Gather up all lines that carry the word "Operator".

Stored entries:
* begin *
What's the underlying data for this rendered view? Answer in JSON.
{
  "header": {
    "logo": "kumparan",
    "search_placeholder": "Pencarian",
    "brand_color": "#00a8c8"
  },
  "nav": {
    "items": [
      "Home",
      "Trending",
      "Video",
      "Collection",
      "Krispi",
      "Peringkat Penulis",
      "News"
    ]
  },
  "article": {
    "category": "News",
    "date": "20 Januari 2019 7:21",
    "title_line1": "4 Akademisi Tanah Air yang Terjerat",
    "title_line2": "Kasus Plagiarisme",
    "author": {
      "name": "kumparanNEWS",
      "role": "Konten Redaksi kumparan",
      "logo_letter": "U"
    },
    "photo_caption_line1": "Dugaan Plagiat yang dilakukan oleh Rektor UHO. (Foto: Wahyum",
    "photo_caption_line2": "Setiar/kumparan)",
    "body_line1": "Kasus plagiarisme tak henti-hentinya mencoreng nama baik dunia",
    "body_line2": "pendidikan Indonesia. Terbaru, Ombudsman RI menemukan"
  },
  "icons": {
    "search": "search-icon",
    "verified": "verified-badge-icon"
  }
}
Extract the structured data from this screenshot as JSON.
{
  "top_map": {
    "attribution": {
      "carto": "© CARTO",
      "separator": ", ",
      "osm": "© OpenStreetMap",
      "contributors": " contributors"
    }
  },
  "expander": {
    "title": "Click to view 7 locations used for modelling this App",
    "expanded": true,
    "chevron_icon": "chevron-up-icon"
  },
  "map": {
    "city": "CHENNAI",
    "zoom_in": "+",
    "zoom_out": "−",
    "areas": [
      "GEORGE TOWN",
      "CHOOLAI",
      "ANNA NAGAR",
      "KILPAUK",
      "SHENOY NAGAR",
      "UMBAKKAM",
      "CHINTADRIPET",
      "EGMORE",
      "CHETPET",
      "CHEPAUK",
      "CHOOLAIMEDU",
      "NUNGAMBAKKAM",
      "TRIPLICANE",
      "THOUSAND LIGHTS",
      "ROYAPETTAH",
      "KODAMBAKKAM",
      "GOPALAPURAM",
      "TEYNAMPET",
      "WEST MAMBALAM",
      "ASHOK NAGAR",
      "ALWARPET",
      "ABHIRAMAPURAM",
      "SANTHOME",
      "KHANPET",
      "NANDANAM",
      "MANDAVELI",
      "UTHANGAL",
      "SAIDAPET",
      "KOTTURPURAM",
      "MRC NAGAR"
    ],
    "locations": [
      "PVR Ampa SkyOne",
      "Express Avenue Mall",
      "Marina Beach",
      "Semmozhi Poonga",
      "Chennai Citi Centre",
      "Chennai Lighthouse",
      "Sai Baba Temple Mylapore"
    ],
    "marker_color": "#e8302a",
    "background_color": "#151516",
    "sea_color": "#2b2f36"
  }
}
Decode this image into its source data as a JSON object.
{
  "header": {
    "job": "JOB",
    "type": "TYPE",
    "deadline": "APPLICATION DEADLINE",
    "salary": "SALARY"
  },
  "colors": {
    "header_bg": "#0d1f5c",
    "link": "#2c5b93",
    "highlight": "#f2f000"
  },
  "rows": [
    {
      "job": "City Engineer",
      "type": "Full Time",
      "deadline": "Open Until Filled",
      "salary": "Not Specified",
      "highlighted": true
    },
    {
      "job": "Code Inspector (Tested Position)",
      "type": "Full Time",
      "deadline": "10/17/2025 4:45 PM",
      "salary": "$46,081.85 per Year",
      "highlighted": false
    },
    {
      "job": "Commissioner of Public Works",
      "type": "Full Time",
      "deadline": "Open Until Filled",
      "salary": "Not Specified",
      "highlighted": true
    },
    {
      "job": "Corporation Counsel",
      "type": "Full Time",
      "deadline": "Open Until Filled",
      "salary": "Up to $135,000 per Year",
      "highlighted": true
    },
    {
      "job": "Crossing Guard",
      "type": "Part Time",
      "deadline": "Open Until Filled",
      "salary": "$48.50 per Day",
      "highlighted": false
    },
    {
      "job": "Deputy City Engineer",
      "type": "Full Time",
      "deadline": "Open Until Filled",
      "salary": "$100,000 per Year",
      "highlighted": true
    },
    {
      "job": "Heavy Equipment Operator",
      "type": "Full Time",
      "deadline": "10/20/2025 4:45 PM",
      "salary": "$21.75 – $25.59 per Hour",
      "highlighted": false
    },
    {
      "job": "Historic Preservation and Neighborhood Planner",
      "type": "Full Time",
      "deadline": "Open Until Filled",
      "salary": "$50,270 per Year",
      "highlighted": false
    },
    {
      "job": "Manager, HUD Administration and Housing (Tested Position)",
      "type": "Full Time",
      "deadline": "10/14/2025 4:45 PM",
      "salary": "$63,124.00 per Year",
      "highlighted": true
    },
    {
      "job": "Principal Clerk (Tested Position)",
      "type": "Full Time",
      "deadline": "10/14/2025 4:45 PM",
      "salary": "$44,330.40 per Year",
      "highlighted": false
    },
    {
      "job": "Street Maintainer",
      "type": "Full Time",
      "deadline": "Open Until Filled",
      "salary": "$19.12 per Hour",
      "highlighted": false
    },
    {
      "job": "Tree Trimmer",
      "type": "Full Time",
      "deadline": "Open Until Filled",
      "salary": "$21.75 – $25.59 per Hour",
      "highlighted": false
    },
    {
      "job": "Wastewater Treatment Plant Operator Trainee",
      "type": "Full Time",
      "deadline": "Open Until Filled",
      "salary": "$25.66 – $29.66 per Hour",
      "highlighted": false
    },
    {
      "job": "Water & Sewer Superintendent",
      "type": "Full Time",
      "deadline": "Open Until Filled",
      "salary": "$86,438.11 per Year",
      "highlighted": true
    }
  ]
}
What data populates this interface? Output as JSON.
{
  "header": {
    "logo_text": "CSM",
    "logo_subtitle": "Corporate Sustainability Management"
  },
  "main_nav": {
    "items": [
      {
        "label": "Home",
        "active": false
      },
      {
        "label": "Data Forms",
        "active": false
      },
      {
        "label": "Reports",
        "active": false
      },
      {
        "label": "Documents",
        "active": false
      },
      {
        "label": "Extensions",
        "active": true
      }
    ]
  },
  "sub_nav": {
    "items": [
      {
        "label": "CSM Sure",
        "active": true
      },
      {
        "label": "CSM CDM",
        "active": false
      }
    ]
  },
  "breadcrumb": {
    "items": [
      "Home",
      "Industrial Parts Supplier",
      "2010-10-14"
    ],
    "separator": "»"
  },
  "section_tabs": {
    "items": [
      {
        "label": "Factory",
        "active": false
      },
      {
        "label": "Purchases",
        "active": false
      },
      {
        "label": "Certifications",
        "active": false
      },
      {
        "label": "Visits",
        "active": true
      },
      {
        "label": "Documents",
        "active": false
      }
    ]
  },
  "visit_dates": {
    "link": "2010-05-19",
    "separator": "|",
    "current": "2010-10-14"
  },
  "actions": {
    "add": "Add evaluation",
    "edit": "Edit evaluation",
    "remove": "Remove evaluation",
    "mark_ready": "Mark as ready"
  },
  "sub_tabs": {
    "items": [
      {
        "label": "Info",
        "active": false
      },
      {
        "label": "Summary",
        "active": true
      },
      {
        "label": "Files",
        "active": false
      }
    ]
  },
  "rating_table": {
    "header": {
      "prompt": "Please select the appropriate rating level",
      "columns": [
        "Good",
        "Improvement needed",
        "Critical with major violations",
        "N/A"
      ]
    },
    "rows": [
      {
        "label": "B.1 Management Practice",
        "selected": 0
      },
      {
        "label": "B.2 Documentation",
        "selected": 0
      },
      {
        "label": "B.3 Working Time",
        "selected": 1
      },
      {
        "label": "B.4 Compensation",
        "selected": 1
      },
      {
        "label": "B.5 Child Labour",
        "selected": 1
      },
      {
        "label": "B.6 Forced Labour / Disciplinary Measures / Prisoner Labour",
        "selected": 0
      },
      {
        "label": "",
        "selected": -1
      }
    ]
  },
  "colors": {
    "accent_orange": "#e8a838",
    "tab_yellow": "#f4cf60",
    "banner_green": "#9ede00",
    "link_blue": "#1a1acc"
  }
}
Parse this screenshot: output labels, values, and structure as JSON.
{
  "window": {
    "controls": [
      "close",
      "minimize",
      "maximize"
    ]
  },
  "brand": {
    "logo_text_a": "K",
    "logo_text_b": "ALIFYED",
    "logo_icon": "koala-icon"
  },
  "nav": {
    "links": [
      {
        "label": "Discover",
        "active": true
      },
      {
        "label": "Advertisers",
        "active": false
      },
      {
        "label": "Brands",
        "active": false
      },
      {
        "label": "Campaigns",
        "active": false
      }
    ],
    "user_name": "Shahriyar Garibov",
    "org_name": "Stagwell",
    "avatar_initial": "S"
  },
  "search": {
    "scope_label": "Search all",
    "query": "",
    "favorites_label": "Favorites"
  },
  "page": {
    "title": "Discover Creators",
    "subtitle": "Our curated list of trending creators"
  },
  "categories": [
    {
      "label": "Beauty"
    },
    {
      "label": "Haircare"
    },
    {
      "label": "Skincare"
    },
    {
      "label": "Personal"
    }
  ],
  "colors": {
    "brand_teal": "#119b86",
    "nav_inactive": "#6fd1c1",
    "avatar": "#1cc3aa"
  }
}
* end *
* Written answer:
      "job": "Heavy Equipment Operator",
      "job": "Wastewater Treatment Plant Operator Trainee",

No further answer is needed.